# DESCRIPTION OF THE TASK:
Reproduce each line of the material precisely.

# EXERCISE DATA:
------------------------
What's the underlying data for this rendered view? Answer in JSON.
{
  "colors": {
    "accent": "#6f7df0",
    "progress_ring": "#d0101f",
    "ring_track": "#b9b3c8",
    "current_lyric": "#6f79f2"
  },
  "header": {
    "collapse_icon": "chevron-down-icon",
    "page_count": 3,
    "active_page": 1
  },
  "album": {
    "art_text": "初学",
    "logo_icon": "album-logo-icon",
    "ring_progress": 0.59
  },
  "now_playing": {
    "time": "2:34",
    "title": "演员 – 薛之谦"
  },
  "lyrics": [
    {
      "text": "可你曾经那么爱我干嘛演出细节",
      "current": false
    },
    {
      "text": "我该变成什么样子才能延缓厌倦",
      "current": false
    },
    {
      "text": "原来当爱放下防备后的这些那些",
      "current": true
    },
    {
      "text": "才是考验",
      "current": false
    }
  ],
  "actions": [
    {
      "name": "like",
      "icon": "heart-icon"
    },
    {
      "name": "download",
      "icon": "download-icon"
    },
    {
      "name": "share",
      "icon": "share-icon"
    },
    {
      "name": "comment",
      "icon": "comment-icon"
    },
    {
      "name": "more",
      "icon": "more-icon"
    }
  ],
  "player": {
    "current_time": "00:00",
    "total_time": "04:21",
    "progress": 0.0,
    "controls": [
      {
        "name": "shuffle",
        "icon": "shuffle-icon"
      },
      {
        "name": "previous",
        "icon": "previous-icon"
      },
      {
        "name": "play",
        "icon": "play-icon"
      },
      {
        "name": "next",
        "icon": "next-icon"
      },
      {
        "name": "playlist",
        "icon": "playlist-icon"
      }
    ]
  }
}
------------------------
# RESULT OF THE TASK:
What's the underlying data for this rendered view? Answer in JSON.
{
  "colors": {
    "accent": "#6f7df0",
    "progress_ring": "#d0101f",
    "ring_track": "#b9b3c8",
    "current_lyric": "#6f79f2"
  },
  "header": {
    "collapse_icon": "chevron-down-icon",
    "page_count": 3,
    "active_page": 1
  },
  "album": {
    "art_text": "初学",
    "logo_icon": "album-logo-icon",
    "ring_progress": 0.59
  },
  "now_playing": {
    "time": "2:34",
    "title": "演员 – 薛之谦"
  },
  "lyrics": [
    {
      "text": "可你曾经那么爱我干嘛演出细节",
      "current": false
    },
    {
      "text": "我该变成什么样子才能延缓厌倦",
      "current": false
    },
    {
      "text": "原来当爱放下防备后的这些那些",
      "current": true
    },
    {
      "text": "才是考验",
      "current": false
    }
  ],
  "actions": [
    {
      "name": "like",
      "icon": "heart-icon"
    },
    {
      "name": "download",
      "icon": "download-icon"
    },
    {
      "name": "share",
      "icon": "share-icon"
    },
    {
      "name": "comment",
      "icon": "comment-icon"
    },
    {
      "name": "more",
      "icon": "more-icon"
    }
  ],
  "player": {
    "current_time": "00:00",
    "total_time": "04:21",
    "progress": 0.0,
    "controls": [
      {
        "name": "shuffle",
        "icon": "shuffle-icon"
      },
      {
        "name": "previous",
        "icon": "previous-icon"
      },
      {
        "name": "play",
        "icon": "play-icon"
      },
      {
        "name": "next",
        "icon": "next-icon"
      },
      {
        "name": "playlist",
        "icon": "playlist-icon"
      }
    ]
  }
}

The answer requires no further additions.